-- BEGIN Raw data --
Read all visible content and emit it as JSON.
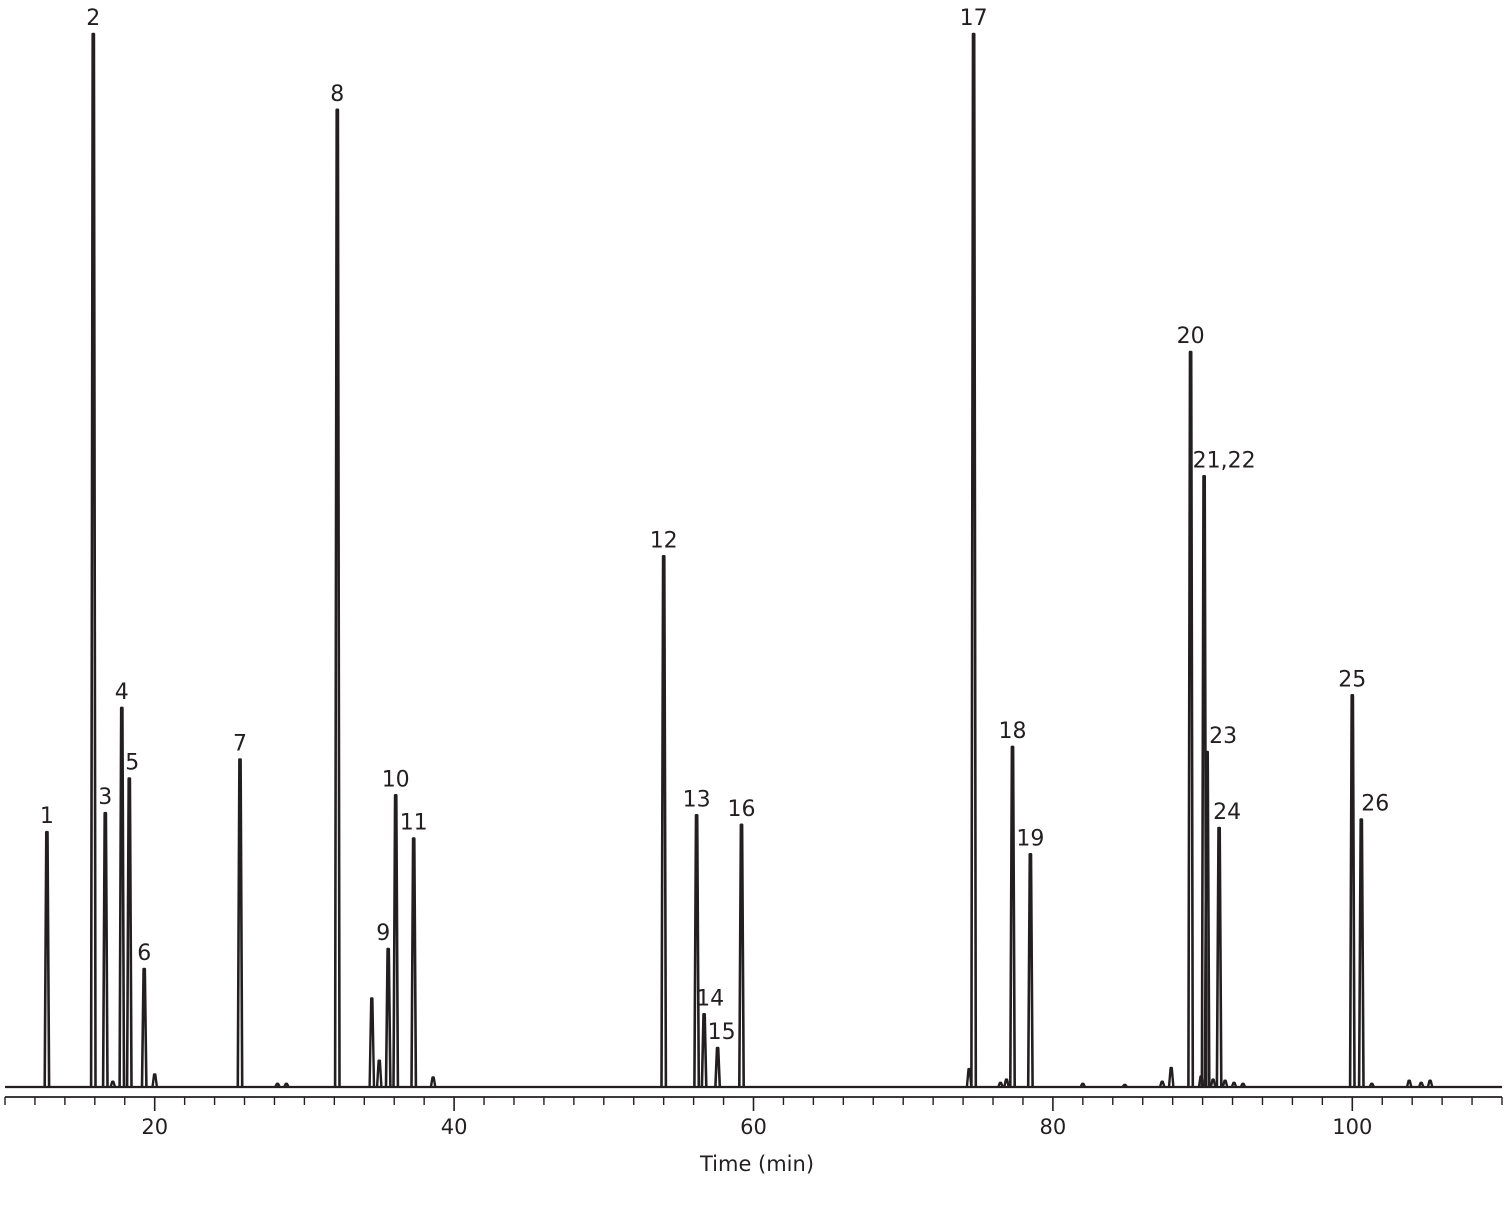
{
  "chart_data": {
    "type": "line",
    "title": "",
    "xlabel": "Time (min)",
    "ylabel": "",
    "xlim": [
      10,
      110
    ],
    "ylim": [
      0,
      1
    ],
    "grid": false,
    "legend": "none",
    "line_color": "#231f20",
    "x_ticks": [
      {
        "value": 20,
        "label": "20"
      },
      {
        "value": 40,
        "label": "40"
      },
      {
        "value": 60,
        "label": "60"
      },
      {
        "value": 80,
        "label": "80"
      },
      {
        "value": 100,
        "label": "100"
      }
    ],
    "minor_tick_step": 2,
    "peaks": [
      {
        "label": "1",
        "x": 12.8,
        "y": 0.242
      },
      {
        "label": "2",
        "x": 15.9,
        "y": 1.0
      },
      {
        "label": "3",
        "x": 16.7,
        "y": 0.26
      },
      {
        "label": "4",
        "x": 17.8,
        "y": 0.36
      },
      {
        "label": "5",
        "x": 18.3,
        "y": 0.293
      },
      {
        "label": "6",
        "x": 19.3,
        "y": 0.112
      },
      {
        "label": "7",
        "x": 25.7,
        "y": 0.311
      },
      {
        "label": "8",
        "x": 32.2,
        "y": 0.928
      },
      {
        "label": "9",
        "x": 35.6,
        "y": 0.131
      },
      {
        "label": "10",
        "x": 36.1,
        "y": 0.277
      },
      {
        "label": "11",
        "x": 37.3,
        "y": 0.236
      },
      {
        "label": "12",
        "x": 54.0,
        "y": 0.504
      },
      {
        "label": "13",
        "x": 56.2,
        "y": 0.258
      },
      {
        "label": "14",
        "x": 56.7,
        "y": 0.069
      },
      {
        "label": "15",
        "x": 57.6,
        "y": 0.037
      },
      {
        "label": "16",
        "x": 59.2,
        "y": 0.249
      },
      {
        "label": "17",
        "x": 74.7,
        "y": 1.0
      },
      {
        "label": "18",
        "x": 77.3,
        "y": 0.323
      },
      {
        "label": "19",
        "x": 78.5,
        "y": 0.221
      },
      {
        "label": "20",
        "x": 89.2,
        "y": 0.698
      },
      {
        "label": "21,22",
        "x": 90.1,
        "y": 0.58
      },
      {
        "label": "23",
        "x": 90.3,
        "y": 0.318
      },
      {
        "label": "24",
        "x": 91.1,
        "y": 0.246
      },
      {
        "label": "25",
        "x": 100.0,
        "y": 0.372
      },
      {
        "label": "26",
        "x": 100.6,
        "y": 0.254
      }
    ],
    "minor_peaks": [
      {
        "x": 17.2,
        "y": 0.005
      },
      {
        "x": 20.0,
        "y": 0.012
      },
      {
        "x": 28.2,
        "y": 0.003
      },
      {
        "x": 28.8,
        "y": 0.003
      },
      {
        "x": 34.5,
        "y": 0.084
      },
      {
        "x": 35.0,
        "y": 0.025
      },
      {
        "x": 38.6,
        "y": 0.009
      },
      {
        "x": 74.4,
        "y": 0.017
      },
      {
        "x": 76.5,
        "y": 0.004
      },
      {
        "x": 76.9,
        "y": 0.007
      },
      {
        "x": 82.0,
        "y": 0.003
      },
      {
        "x": 84.8,
        "y": 0.002
      },
      {
        "x": 87.3,
        "y": 0.005
      },
      {
        "x": 87.9,
        "y": 0.018
      },
      {
        "x": 89.9,
        "y": 0.01
      },
      {
        "x": 90.7,
        "y": 0.007
      },
      {
        "x": 91.5,
        "y": 0.006
      },
      {
        "x": 92.1,
        "y": 0.004
      },
      {
        "x": 92.7,
        "y": 0.003
      },
      {
        "x": 101.3,
        "y": 0.003
      },
      {
        "x": 103.8,
        "y": 0.006
      },
      {
        "x": 104.6,
        "y": 0.004
      },
      {
        "x": 105.2,
        "y": 0.006
      }
    ]
  }
}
-- END Raw data --
What to do = Scan the listing above. Collect all lines with the word "value".

Expected output =
        "value": 20,
        "value": 40,
        "value": 60,
        "value": 80,
        "value": 100,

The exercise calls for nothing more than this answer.